Your goal — Output every record below exactly as it appears.

Records to process —
** begin **

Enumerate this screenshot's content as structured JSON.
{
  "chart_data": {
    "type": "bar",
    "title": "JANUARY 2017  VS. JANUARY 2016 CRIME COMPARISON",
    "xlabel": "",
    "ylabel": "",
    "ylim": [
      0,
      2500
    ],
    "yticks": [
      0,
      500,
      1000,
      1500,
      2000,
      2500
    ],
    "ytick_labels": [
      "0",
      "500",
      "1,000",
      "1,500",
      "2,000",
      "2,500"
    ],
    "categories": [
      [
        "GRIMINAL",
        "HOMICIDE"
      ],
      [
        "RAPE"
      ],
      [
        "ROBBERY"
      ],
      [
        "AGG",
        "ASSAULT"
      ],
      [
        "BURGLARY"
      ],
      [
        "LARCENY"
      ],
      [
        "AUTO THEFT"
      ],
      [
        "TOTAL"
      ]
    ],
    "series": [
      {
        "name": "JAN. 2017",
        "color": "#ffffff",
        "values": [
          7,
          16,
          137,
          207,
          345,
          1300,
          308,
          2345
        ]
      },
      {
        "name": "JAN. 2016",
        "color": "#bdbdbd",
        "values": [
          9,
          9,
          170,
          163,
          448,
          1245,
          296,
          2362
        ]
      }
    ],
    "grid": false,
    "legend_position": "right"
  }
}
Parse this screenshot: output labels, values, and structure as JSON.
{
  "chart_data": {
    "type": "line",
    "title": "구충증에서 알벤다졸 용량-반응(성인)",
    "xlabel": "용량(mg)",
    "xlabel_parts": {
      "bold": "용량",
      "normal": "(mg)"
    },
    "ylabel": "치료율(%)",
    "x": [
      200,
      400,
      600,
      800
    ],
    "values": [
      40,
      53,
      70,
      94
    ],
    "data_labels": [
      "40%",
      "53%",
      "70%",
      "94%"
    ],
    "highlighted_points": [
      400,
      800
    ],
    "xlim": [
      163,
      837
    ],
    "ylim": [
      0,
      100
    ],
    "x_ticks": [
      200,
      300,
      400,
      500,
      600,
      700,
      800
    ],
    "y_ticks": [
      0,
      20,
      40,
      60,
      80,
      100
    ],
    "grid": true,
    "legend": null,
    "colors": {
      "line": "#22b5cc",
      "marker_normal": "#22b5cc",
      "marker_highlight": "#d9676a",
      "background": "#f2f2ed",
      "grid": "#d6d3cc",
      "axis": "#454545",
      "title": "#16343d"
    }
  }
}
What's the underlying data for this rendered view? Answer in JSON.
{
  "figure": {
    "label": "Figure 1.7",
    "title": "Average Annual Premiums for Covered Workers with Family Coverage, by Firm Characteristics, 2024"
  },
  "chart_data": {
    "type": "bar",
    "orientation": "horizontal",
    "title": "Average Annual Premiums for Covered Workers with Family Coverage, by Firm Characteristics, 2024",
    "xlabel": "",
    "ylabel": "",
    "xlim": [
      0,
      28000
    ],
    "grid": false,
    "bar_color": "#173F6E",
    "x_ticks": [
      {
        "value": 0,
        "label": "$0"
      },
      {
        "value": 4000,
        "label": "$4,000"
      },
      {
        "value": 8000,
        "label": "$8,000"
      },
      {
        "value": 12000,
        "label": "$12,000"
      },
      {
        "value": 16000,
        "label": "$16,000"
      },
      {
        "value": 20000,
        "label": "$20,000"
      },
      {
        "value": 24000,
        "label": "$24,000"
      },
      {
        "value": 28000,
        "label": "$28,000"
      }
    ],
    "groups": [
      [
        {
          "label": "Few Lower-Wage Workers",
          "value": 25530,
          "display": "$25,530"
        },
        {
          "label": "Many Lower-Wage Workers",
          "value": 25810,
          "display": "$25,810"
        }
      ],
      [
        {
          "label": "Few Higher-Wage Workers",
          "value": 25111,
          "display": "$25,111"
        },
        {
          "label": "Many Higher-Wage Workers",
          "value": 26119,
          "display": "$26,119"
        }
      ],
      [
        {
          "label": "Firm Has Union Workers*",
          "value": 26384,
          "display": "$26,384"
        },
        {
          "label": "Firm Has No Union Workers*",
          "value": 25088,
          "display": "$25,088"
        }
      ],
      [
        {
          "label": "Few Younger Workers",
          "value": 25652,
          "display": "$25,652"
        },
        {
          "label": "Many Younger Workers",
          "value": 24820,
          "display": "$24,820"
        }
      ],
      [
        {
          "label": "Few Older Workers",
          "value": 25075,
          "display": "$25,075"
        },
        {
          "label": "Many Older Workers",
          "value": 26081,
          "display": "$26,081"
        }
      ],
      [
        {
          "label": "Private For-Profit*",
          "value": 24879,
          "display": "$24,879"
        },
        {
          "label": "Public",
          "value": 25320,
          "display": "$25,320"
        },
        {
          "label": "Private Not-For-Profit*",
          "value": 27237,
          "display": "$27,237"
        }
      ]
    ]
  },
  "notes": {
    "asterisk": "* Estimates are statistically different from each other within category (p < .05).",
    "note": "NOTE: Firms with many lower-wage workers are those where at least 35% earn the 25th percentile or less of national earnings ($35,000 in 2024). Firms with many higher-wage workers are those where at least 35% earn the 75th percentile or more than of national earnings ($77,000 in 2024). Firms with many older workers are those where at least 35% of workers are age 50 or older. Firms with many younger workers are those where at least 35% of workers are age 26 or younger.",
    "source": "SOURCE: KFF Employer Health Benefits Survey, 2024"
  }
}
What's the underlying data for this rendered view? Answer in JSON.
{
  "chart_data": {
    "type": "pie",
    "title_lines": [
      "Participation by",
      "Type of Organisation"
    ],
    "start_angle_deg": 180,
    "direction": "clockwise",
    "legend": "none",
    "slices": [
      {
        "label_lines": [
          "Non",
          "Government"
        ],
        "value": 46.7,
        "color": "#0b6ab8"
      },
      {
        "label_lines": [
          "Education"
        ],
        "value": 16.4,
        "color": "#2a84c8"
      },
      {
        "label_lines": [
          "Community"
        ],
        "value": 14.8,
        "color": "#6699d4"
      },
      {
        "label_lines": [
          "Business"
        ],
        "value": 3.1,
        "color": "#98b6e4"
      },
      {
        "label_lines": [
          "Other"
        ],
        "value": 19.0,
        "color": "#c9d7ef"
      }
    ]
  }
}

** end **

Exercise output —
Enumerate this screenshot's content as structured JSON.
{
  "chart_data": {
    "type": "bar",
    "title": "JANUARY 2017  VS. JANUARY 2016 CRIME COMPARISON",
    "xlabel": "",
    "ylabel": "",
    "ylim": [
      0,
      2500
    ],
    "yticks": [
      0,
      500,
      1000,
      1500,
      2000,
      2500
    ],
    "ytick_labels": [
      "0",
      "500",
      "1,000",
      "1,500",
      "2,000",
      "2,500"
    ],
    "categories": [
      [
        "GRIMINAL",
        "HOMICIDE"
      ],
      [
        "RAPE"
      ],
      [
        "ROBBERY"
      ],
      [
        "AGG",
        "ASSAULT"
      ],
      [
        "BURGLARY"
      ],
      [
        "LARCENY"
      ],
      [
        "AUTO THEFT"
      ],
      [
        "TOTAL"
      ]
    ],
    "series": [
      {
        "name": "JAN. 2017",
        "color": "#ffffff",
        "values": [
          7,
          16,
          137,
          207,
          345,
          1300,
          308,
          2345
        ]
      },
      {
        "name": "JAN. 2016",
        "color": "#bdbdbd",
        "values": [
          9,
          9,
          170,
          163,
          448,
          1245,
          296,
          2362
        ]
      }
    ],
    "grid": false,
    "legend_position": "right"
  }
}
Parse this screenshot: output labels, values, and structure as JSON.
{
  "chart_data": {
    "type": "line",
    "title": "구충증에서 알벤다졸 용량-반응(성인)",
    "xlabel": "용량(mg)",
    "xlabel_parts": {
      "bold": "용량",
      "normal": "(mg)"
    },
    "ylabel": "치료율(%)",
    "x": [
      200,
      400,
      600,
      800
    ],
    "values": [
      40,
      53,
      70,
      94
    ],
    "data_labels": [
      "40%",
      "53%",
      "70%",
      "94%"
    ],
    "highlighted_points": [
      400,
      800
    ],
    "xlim": [
      163,
      837
    ],
    "ylim": [
      0,
      100
    ],
    "x_ticks": [
      200,
      300,
      400,
      500,
      600,
      700,
      800
    ],
    "y_ticks": [
      0,
      20,
      40,
      60,
      80,
      100
    ],
    "grid": true,
    "legend": null,
    "colors": {
      "line": "#22b5cc",
      "marker_normal": "#22b5cc",
      "marker_highlight": "#d9676a",
      "background": "#f2f2ed",
      "grid": "#d6d3cc",
      "axis": "#454545",
      "title": "#16343d"
    }
  }
}
What's the underlying data for this rendered view? Answer in JSON.
{
  "figure": {
    "label": "Figure 1.7",
    "title": "Average Annual Premiums for Covered Workers with Family Coverage, by Firm Characteristics, 2024"
  },
  "chart_data": {
    "type": "bar",
    "orientation": "horizontal",
    "title": "Average Annual Premiums for Covered Workers with Family Coverage, by Firm Characteristics, 2024",
    "xlabel": "",
    "ylabel": "",
    "xlim": [
      0,
      28000
    ],
    "grid": false,
    "bar_color": "#173F6E",
    "x_ticks": [
      {
        "value": 0,
        "label": "$0"
      },
      {
        "value": 4000,
        "label": "$4,000"
      },
      {
        "value": 8000,
        "label": "$8,000"
      },
      {
        "value": 12000,
        "label": "$12,000"
      },
      {
        "value": 16000,
        "label": "$16,000"
      },
      {
        "value": 20000,
        "label": "$20,000"
      },
      {
        "value": 24000,
        "label": "$24,000"
      },
      {
        "value": 28000,
        "label": "$28,000"
      }
    ],
    "groups": [
      [
        {
          "label": "Few Lower-Wage Workers",
          "value": 25530,
          "display": "$25,530"
        },
        {
          "label": "Many Lower-Wage Workers",
          "value": 25810,
          "display": "$25,810"
        }
      ],
      [
        {
          "label": "Few Higher-Wage Workers",
          "value": 25111,
          "display": "$25,111"
        },
        {
          "label": "Many Higher-Wage Workers",
          "value": 26119,
          "display": "$26,119"
        }
      ],
      [
        {
          "label": "Firm Has Union Workers*",
          "value": 26384,
          "display": "$26,384"
        },
        {
          "label": "Firm Has No Union Workers*",
          "value": 25088,
          "display": "$25,088"
        }
      ],
      [
        {
          "label": "Few Younger Workers",
          "value": 25652,
          "display": "$25,652"
        },
        {
          "label": "Many Younger Workers",
          "value": 24820,
          "display": "$24,820"
        }
      ],
      [
        {
          "label": "Few Older Workers",
          "value": 25075,
          "display": "$25,075"
        },
        {
          "label": "Many Older Workers",
          "value": 26081,
          "display": "$26,081"
        }
      ],
      [
        {
          "label": "Private For-Profit*",
          "value": 24879,
          "display": "$24,879"
        },
        {
          "label": "Public",
          "value": 25320,
          "display": "$25,320"
        },
        {
          "label": "Private Not-For-Profit*",
          "value": 27237,
          "display": "$27,237"
        }
      ]
    ]
  },
  "notes": {
    "asterisk": "* Estimates are statistically different from each other within category (p < .05).",
    "note": "NOTE: Firms with many lower-wage workers are those where at least 35% earn the 25th percentile or less of national earnings ($35,000 in 2024). Firms with many higher-wage workers are those where at least 35% earn the 75th percentile or more than of national earnings ($77,000 in 2024). Firms with many older workers are those where at least 35% of workers are age 50 or older. Firms with many younger workers are those where at least 35% of workers are age 26 or younger.",
    "source": "SOURCE: KFF Employer Health Benefits Survey, 2024"
  }
}
What's the underlying data for this rendered view? Answer in JSON.
{
  "chart_data": {
    "type": "pie",
    "title_lines": [
      "Participation by",
      "Type of Organisation"
    ],
    "start_angle_deg": 180,
    "direction": "clockwise",
    "legend": "none",
    "slices": [
      {
        "label_lines": [
          "Non",
          "Government"
        ],
        "value": 46.7,
        "color": "#0b6ab8"
      },
      {
        "label_lines": [
          "Education"
        ],
        "value": 16.4,
        "color": "#2a84c8"
      },
      {
        "label_lines": [
          "Community"
        ],
        "value": 14.8,
        "color": "#6699d4"
      },
      {
        "label_lines": [
          "Business"
        ],
        "value": 3.1,
        "color": "#98b6e4"
      },
      {
        "label_lines": [
          "Other"
        ],
        "value": 19.0,
        "color": "#c9d7ef"
      }
    ]
  }
}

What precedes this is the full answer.